- _Task goal_
Give back, unchanged, each line from the one containing "Transcribe the text in this document." through the last line of the entries below.

- _Dataset records_
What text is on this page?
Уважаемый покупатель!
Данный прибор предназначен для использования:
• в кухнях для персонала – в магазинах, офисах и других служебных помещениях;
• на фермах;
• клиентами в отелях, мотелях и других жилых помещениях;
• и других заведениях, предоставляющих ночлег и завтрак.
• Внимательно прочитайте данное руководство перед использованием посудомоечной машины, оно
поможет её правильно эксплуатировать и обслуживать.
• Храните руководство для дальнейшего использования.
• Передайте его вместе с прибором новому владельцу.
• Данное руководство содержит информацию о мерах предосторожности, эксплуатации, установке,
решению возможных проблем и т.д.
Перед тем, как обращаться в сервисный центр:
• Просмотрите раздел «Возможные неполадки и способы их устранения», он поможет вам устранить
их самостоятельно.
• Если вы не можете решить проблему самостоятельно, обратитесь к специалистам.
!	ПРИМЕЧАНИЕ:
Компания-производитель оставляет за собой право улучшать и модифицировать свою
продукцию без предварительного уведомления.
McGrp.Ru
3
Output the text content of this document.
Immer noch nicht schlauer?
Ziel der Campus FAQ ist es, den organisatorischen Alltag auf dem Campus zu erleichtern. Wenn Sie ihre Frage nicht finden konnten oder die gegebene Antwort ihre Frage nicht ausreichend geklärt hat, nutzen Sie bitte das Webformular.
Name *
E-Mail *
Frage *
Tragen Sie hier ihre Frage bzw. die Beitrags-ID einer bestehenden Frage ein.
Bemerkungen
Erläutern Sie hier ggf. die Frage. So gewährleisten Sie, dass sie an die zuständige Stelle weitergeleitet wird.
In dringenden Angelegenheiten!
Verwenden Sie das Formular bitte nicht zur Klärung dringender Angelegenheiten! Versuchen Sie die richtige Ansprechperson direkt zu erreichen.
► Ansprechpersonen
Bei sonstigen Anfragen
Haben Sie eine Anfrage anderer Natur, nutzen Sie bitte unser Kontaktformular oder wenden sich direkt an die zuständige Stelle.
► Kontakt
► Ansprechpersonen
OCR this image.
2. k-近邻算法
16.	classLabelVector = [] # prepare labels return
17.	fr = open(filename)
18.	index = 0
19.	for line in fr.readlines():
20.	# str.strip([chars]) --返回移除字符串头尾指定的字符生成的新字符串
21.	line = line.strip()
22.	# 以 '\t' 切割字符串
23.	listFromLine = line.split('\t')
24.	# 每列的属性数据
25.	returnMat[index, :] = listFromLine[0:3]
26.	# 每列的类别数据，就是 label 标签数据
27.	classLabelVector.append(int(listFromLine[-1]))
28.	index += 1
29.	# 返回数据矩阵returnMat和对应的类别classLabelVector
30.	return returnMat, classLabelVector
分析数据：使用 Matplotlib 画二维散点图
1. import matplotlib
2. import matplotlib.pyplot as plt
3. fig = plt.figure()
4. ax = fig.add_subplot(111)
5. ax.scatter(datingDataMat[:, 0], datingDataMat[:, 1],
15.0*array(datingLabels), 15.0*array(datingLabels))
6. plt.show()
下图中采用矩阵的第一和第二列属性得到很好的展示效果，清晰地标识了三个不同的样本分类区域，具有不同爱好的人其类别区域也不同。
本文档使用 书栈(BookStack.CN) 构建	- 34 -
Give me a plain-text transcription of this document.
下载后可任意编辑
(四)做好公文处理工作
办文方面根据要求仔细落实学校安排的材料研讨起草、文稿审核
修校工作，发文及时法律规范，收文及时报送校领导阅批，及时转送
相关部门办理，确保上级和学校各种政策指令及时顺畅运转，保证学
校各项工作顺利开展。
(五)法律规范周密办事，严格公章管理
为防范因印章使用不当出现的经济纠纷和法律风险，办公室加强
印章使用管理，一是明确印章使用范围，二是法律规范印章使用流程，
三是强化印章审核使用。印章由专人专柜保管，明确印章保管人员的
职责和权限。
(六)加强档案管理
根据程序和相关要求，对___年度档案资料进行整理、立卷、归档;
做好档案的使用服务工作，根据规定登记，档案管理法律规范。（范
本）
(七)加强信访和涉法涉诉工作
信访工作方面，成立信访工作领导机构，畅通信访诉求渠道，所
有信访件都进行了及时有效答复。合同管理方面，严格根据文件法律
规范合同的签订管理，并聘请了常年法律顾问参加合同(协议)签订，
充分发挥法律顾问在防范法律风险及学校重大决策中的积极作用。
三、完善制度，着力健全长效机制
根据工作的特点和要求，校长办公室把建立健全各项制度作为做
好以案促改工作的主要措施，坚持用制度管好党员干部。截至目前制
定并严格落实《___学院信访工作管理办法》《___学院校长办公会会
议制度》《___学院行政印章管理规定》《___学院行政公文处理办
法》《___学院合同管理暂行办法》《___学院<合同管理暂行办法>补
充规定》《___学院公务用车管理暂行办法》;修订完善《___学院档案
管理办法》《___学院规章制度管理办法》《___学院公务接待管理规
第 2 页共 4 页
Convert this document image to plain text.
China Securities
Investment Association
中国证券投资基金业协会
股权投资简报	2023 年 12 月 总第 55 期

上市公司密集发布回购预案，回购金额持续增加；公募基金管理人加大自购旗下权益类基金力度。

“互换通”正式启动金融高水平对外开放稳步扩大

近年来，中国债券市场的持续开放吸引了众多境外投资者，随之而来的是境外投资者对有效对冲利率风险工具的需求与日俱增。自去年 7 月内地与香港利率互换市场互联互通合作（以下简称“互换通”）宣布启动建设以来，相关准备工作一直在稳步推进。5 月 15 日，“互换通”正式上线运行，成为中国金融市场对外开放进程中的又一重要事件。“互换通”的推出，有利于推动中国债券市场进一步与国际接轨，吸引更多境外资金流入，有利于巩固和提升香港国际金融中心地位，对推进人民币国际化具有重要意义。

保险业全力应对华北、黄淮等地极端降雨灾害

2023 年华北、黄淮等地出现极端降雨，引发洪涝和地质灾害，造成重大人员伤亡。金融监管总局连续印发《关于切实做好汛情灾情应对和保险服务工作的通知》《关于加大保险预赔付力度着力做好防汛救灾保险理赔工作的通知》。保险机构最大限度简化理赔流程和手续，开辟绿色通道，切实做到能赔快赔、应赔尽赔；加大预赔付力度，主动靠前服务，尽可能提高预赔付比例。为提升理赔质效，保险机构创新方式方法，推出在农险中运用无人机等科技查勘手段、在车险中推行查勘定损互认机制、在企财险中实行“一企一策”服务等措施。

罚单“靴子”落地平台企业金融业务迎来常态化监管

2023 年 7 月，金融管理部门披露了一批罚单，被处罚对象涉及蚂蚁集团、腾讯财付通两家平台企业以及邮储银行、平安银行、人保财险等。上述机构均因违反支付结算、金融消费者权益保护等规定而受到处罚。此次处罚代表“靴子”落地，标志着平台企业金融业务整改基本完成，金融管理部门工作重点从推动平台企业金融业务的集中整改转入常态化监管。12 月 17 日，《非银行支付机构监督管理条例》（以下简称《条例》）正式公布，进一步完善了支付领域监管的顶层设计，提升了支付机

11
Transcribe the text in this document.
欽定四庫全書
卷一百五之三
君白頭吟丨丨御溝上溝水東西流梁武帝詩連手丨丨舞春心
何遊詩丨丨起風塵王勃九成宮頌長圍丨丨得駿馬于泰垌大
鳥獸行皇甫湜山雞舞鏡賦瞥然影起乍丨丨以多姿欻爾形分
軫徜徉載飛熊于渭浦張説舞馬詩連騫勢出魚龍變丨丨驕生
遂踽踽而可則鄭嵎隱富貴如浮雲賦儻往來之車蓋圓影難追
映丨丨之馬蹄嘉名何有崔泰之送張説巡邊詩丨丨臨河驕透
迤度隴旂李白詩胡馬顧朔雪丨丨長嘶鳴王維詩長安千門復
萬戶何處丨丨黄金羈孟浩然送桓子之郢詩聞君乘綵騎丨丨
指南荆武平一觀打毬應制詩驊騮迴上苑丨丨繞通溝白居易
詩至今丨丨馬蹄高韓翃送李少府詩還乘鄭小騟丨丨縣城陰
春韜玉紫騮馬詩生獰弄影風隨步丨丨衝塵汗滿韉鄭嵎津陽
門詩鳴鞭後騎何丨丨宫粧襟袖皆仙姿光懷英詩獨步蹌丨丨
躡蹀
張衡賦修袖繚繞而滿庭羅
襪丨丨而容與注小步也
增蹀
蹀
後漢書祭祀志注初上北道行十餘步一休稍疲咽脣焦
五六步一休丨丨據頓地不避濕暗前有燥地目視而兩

- _Exercise output_
Transcribe the text in this document.
欽定四庫全書
卷一百五之三
君白頭吟丨丨御溝上溝水東西流梁武帝詩連手丨丨舞春心
何遊詩丨丨起風塵王勃九成宮頌長圍丨丨得駿馬于泰垌大
鳥獸行皇甫湜山雞舞鏡賦瞥然影起乍丨丨以多姿欻爾形分
軫徜徉載飛熊于渭浦張説舞馬詩連騫勢出魚龍變丨丨驕生
遂踽踽而可則鄭嵎隱富貴如浮雲賦儻往來之車蓋圓影難追
映丨丨之馬蹄嘉名何有崔泰之送張説巡邊詩丨丨臨河驕透
迤度隴旂李白詩胡馬顧朔雪丨丨長嘶鳴王維詩長安千門復
萬戶何處丨丨黄金羈孟浩然送桓子之郢詩聞君乘綵騎丨丨
指南荆武平一觀打毬應制詩驊騮迴上苑丨丨繞通溝白居易
詩至今丨丨馬蹄高韓翃送李少府詩還乘鄭小騟丨丨縣城陰
春韜玉紫騮馬詩生獰弄影風隨步丨丨衝塵汗滿韉鄭嵎津陽
門詩鳴鞭後騎何丨丨宫粧襟袖皆仙姿光懷英詩獨步蹌丨丨
躡蹀
張衡賦修袖繚繞而滿庭羅
襪丨丨而容與注小步也
增蹀
蹀
後漢書祭祀志注初上北道行十餘步一休稍疲咽脣焦
五六步一休丨丨據頓地不避濕暗前有燥地目視而兩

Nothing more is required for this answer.